── TEXT EXTRACT

I quess it is easy to understand why Rumsfeld and Cheney opposed U.S. support of an international war crimes tribunal.

Thursday, November 10, 2005 08:03 AM

Guilty to The Top!!!

Dear Editor,

The troops at the bottom are not the only ones guilty.

I believe and have always believed that the guilt and

responsibility goes up to George Bush himself. He is

a person of little character and few morals. I agree

fully with Janis Karpinsky in her assertion that

Rumsfeld is completely involved. The whole Bush

Administration Iraq War Group are involved. This includes Bush,Cheney,Gonzales,Ashcroft,Rumsfeld and all

their assistants. All of these people should be tried

for crimes against America. They should be tried here in America and then be handed over to the World Court at The Hague for another trial for crimes against humanity.

Signed: A Staunch Conservative/Humanist

Thursday, November 10, 2005 07:11 AM

When do we stop it?

I ask on two fronts. When do we, the Salon community, stop responding to stories with personal attacks?

More importantly, when do we, the US Citizenry, rise up and stop this administration and hold them accountable.

The US used to be the flag bearer of human rights. Now our Vice President is fighting with Congress because he wants the CIA to be exempt from a no torture policy.

Whether you believe in Karpinski's innocence, is not the real issue with this story. It is pretty clear that this administration is flouting the Geneva Convention, is holding innocent people with no plan to release them, and is using torture. When do we, the people that they supposedly represent, stop this? They are not going to stop themselves.

The Republican Senators are calling for an investigation into who leaked the information regarding secret prisons. What we need is an enforcment of the Geneva Conventions and a removal of everyone who decided that it is okay to ignore them.

You can't end violence with violence. But, no, the invasion of Iraq was in no way defending our pysical well being. Its bad enough that we're there under false pretenses. Its more than criminal that we're conducting ourselves like barbarians.

We need a change of command.

Thursday, November 10, 2005 07:05 AM

Predictable consequences of poor leadership

Prisons are a fairly modern invention. Numerous respectable studies of prison culture show that as instutions prisons by their very nature lead to a debasement of one's sense of right and wrong. This is because human beings have fairly predictable reactions to confinement, stress, uncertainty, and fear. It is also important to note that the prison guards are just as much "in prison" as the detainees and are therefore subjected to the same sorts of stresses as the people they are guarding.

────
── EXCERPTED DATA

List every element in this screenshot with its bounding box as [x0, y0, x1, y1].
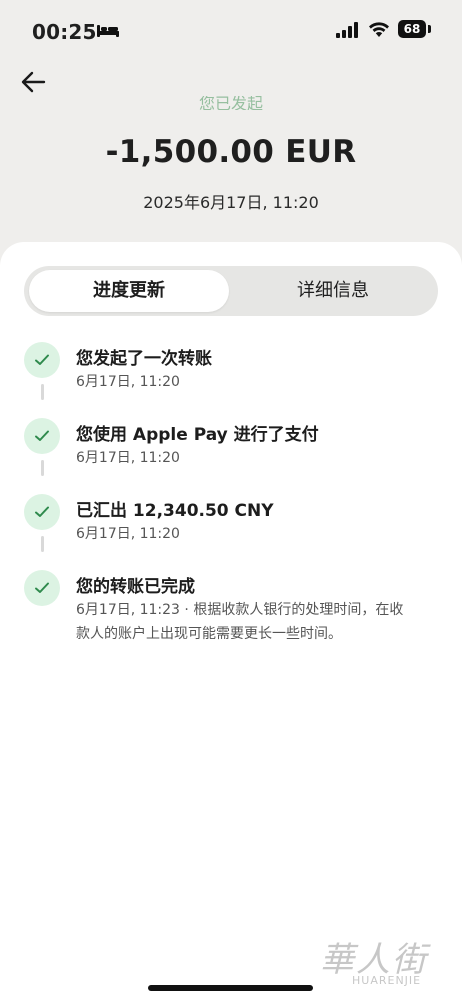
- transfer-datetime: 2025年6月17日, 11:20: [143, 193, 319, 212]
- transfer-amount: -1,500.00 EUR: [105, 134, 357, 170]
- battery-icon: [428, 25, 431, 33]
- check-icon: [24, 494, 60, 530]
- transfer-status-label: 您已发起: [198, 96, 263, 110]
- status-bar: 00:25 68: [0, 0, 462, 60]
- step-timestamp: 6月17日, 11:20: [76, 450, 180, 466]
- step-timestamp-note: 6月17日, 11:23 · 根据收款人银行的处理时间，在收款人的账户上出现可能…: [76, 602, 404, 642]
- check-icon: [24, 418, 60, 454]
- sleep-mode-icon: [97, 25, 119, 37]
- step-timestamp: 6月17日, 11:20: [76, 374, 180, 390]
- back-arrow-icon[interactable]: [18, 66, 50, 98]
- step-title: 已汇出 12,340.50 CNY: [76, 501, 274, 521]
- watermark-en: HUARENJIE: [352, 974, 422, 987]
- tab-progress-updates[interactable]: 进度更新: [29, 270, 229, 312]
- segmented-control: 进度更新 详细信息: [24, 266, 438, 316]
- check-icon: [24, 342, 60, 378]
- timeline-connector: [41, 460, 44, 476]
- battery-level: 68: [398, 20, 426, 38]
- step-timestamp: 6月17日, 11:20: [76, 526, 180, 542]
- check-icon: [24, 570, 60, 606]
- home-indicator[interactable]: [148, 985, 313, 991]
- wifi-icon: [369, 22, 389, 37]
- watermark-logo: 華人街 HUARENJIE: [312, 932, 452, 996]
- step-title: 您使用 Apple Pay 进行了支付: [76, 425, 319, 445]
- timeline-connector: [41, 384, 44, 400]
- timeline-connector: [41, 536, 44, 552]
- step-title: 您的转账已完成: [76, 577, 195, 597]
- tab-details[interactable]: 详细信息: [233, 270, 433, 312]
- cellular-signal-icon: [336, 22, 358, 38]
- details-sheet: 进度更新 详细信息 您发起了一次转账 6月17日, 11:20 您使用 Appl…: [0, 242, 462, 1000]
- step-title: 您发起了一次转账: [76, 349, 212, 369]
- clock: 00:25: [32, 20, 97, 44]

────

**PROBLEMS AND TASKS:**
1. Edit the reader comments from "Thursday, November 10, 2005 07:05" up to and including "they are guarding.", putting "captivity" in place of "confinement".
2. In the reader comments, why is the Vice President fighting with Congress?
Work only from the reader comments.

**ANSWER LIST:**
1.
Thursday, November 10, 2005 07:05 AM

Predictable consequences of poor leadership

Prisons are a fairly modern invention. Numerous respectable studies of prison culture show that as instutions prisons by their very nature lead to a debasement of one's sense of right and wrong. This is because human beings have fairly predictable reactions to captivity, stress, uncertainty, and fear. It is also important to note that the prison guards are just as much "in prison" as the detainees and are therefore subjected to the same sorts of stresses as the people they are guarding.

2. He wants the CIA to be exempt from a no torture policy.